------ Materials provided

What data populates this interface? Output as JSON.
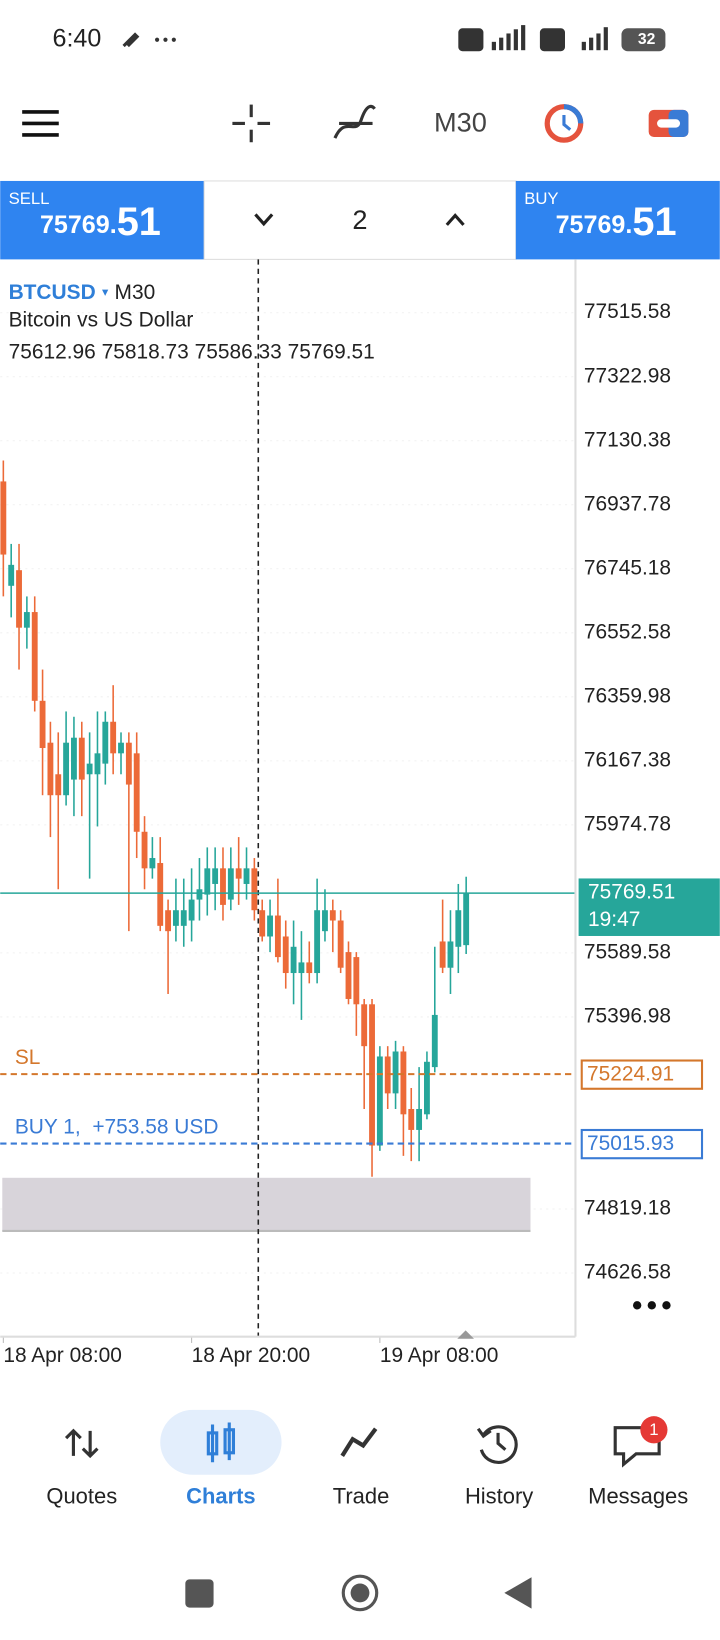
{
  "status_bar": {
    "time": "6:40",
    "battery": "32"
  },
  "toolbar": {
    "timeframe": "M30"
  },
  "trade_panel": {
    "sell": {
      "label": "SELL",
      "price_main": "75769.",
      "price_pips": "51"
    },
    "volume": "2",
    "buy": {
      "label": "BUY",
      "price_main": "75769.",
      "price_pips": "51"
    }
  },
  "chart_data": {
    "type": "candlestick",
    "symbol": "BTCUSD",
    "timeframe": "M30",
    "description": "Bitcoin vs US Dollar",
    "up_color": "#26a69a",
    "down_color": "#ec6a38",
    "open": [
      77008,
      76694,
      76741,
      76568,
      76615,
      76348,
      76222,
      76127,
      76064,
      76111,
      76237,
      76127,
      76127,
      76159,
      76285,
      76190,
      76222,
      76190,
      75954,
      75844,
      75860,
      75718,
      75671,
      75671,
      75687,
      75750,
      75765,
      75797,
      75844,
      75750,
      75844,
      75797,
      75844,
      75718,
      75639,
      75702,
      75639,
      75529,
      75529,
      75561,
      75529,
      75655,
      75718,
      75687,
      75592,
      75577,
      75435,
      75435,
      75010,
      75278,
      75167,
      75293,
      75120,
      75057,
      75104,
      75246,
      75624,
      75545,
      75608,
      75612.96
    ],
    "high": [
      77071,
      76820,
      76820,
      76662,
      76662,
      76442,
      76285,
      76253,
      76316,
      76300,
      76285,
      76253,
      76316,
      76316,
      76395,
      76253,
      76253,
      76253,
      76001,
      75938,
      75938,
      75750,
      75813,
      75813,
      75844,
      75875,
      75907,
      75907,
      75907,
      75907,
      75938,
      75907,
      75875,
      75750,
      75750,
      75813,
      75687,
      75687,
      75655,
      75624,
      75813,
      75781,
      75750,
      75718,
      75624,
      75592,
      75451,
      75451,
      75309,
      75309,
      75325,
      75309,
      75183,
      75246,
      75293,
      75608,
      75750,
      75718,
      75797,
      75818.73
    ],
    "low": [
      76662,
      76599,
      76442,
      76505,
      76316,
      76064,
      75938,
      75781,
      76033,
      76001,
      76001,
      75813,
      75970,
      76096,
      76127,
      76127,
      75655,
      75875,
      75781,
      75813,
      75655,
      75466,
      75624,
      75608,
      75624,
      75687,
      75702,
      75718,
      75687,
      75718,
      75734,
      75750,
      75687,
      75624,
      75592,
      75561,
      75482,
      75435,
      75388,
      75498,
      75498,
      75624,
      75592,
      75529,
      75435,
      75340,
      75120,
      74916,
      74994,
      75120,
      75120,
      74979,
      74963,
      74963,
      75089,
      75230,
      75529,
      75466,
      75529,
      75586.33
    ],
    "close": [
      76788,
      76757,
      76568,
      76615,
      76348,
      76206,
      76064,
      76064,
      76222,
      76237,
      76111,
      76159,
      76190,
      76285,
      76190,
      76222,
      76096,
      75954,
      75844,
      75875,
      75671,
      75655,
      75718,
      75718,
      75750,
      75781,
      75844,
      75844,
      75734,
      75844,
      75813,
      75844,
      75718,
      75639,
      75702,
      75577,
      75529,
      75608,
      75561,
      75529,
      75718,
      75718,
      75687,
      75545,
      75451,
      75435,
      75309,
      75010,
      75278,
      75167,
      75293,
      75104,
      75057,
      75120,
      75262,
      75403,
      75545,
      75624,
      75718,
      75769.51
    ],
    "xlim": [
      0,
      73
    ],
    "xticks": [
      {
        "value": 0,
        "label": "18 Apr 08:00"
      },
      {
        "value": 24,
        "label": "18 Apr 20:00"
      },
      {
        "value": 48,
        "label": "19 Apr 08:00"
      }
    ],
    "ylim": [
      74435,
      77676
    ],
    "yticks": [
      77515.58,
      77322.98,
      77130.38,
      76937.78,
      76745.18,
      76552.58,
      76359.98,
      76167.38,
      75974.78,
      75589.58,
      75396.98,
      74819.18,
      74626.58
    ],
    "grid": true,
    "price_line": {
      "color": "#26a69a",
      "timer": "19:47"
    },
    "lines": [
      {
        "label": "SL",
        "value": 75224.91,
        "color": "#d4772c"
      },
      {
        "label": "BUY 1,  +753.58 USD",
        "value": 75015.93,
        "color": "#3a7bd5"
      }
    ],
    "zone": [
      74753,
      74913
    ],
    "separator_x": 32.5
  },
  "bottom_nav": {
    "items": [
      "Quotes",
      "Charts",
      "Trade",
      "History",
      "Messages"
    ],
    "active": 1,
    "badge": "1"
  }
}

------------

* [Problem statement]: Your copy should repeat each entry above exactly but contain no pictures.

* [Written reply]:
What data populates this interface? Output as JSON.
{
  "status_bar": {
    "time": "6:40",
    "battery": "32"
  },
  "toolbar": {
    "timeframe": "M30"
  },
  "trade_panel": {
    "sell": {
      "label": "SELL",
      "price_main": "75769.",
      "price_pips": "51"
    },
    "volume": "2",
    "buy": {
      "label": "BUY",
      "price_main": "75769.",
      "price_pips": "51"
    }
  },
  "chart_data": {
    "type": "candlestick",
    "symbol": "BTCUSD",
    "timeframe": "M30",
    "description": "Bitcoin vs US Dollar",
    "up_color": "#26a69a",
    "down_color": "#ec6a38",
    "open": [
      77008,
      76694,
      76741,
      76568,
      76615,
      76348,
      76222,
      76127,
      76064,
      76111,
      76237,
      76127,
      76127,
      76159,
      76285,
      76190,
      76222,
      76190,
      75954,
      75844,
      75860,
      75718,
      75671,
      75671,
      75687,
      75750,
      75765,
      75797,
      75844,
      75750,
      75844,
      75797,
      75844,
      75718,
      75639,
      75702,
      75639,
      75529,
      75529,
      75561,
      75529,
      75655,
      75718,
      75687,
      75592,
      75577,
      75435,
      75435,
      75010,
      75278,
      75167,
      75293,
      75120,
      75057,
      75104,
      75246,
      75624,
      75545,
      75608,
      75612.96
    ],
    "high": [
      77071,
      76820,
      76820,
      76662,
      76662,
      76442,
      76285,
      76253,
      76316,
      76300,
      76285,
      76253,
      76316,
      76316,
      76395,
      76253,
      76253,
      76253,
      76001,
      75938,
      75938,
      75750,
      75813,
      75813,
      75844,
      75875,
      75907,
      75907,
      75907,
      75907,
      75938,
      75907,
      75875,
      75750,
      75750,
      75813,
      75687,
      75687,
      75655,
      75624,
      75813,
      75781,
      75750,
      75718,
      75624,
      75592,
      75451,
      75451,
      75309,
      75309,
      75325,
      75309,
      75183,
      75246,
      75293,
      75608,
      75750,
      75718,
      75797,
      75818.73
    ],
    "low": [
      76662,
      76599,
      76442,
      76505,
      76316,
      76064,
      75938,
      75781,
      76033,
      76001,
      76001,
      75813,
      75970,
      76096,
      76127,
      76127,
      75655,
      75875,
      75781,
      75813,
      75655,
      75466,
      75624,
      75608,
      75624,
      75687,
      75702,
      75718,
      75687,
      75718,
      75734,
      75750,
      75687,
      75624,
      75592,
      75561,
      75482,
      75435,
      75388,
      75498,
      75498,
      75624,
      75592,
      75529,
      75435,
      75340,
      75120,
      74916,
      74994,
      75120,
      75120,
      74979,
      74963,
      74963,
      75089,
      75230,
      75529,
      75466,
      75529,
      75586.33
    ],
    "close": [
      76788,
      76757,
      76568,
      76615,
      76348,
      76206,
      76064,
      76064,
      76222,
      76237,
      76111,
      76159,
      76190,
      76285,
      76190,
      76222,
      76096,
      75954,
      75844,
      75875,
      75671,
      75655,
      75718,
      75718,
      75750,
      75781,
      75844,
      75844,
      75734,
      75844,
      75813,
      75844,
      75718,
      75639,
      75702,
      75577,
      75529,
      75608,
      75561,
      75529,
      75718,
      75718,
      75687,
      75545,
      75451,
      75435,
      75309,
      75010,
      75278,
      75167,
      75293,
      75104,
      75057,
      75120,
      75262,
      75403,
      75545,
      75624,
      75718,
      75769.51
    ],
    "xlim": [
      0,
      73
    ],
    "xticks": [
      {
        "value": 0,
        "label": "18 Apr 08:00"
      },
      {
        "value": 24,
        "label": "18 Apr 20:00"
      },
      {
        "value": 48,
        "label": "19 Apr 08:00"
      }
    ],
    "ylim": [
      74435,
      77676
    ],
    "yticks": [
      77515.58,
      77322.98,
      77130.38,
      76937.78,
      76745.18,
      76552.58,
      76359.98,
      76167.38,
      75974.78,
      75589.58,
      75396.98,
      74819.18,
      74626.58
    ],
    "grid": true,
    "price_line": {
      "color": "#26a69a",
      "timer": "19:47"
    },
    "lines": [
      {
        "label": "SL",
        "value": 75224.91,
        "color": "#d4772c"
      },
      {
        "label": "BUY 1,  +753.58 USD",
        "value": 75015.93,
        "color": "#3a7bd5"
      }
    ],
    "zone": [
      74753,
      74913
    ],
    "separator_x": 32.5
  },
  "bottom_nav": {
    "items": [
      "Quotes",
      "Charts",
      "Trade",
      "History",
      "Messages"
    ],
    "active": 1,
    "badge": "1"
  }
}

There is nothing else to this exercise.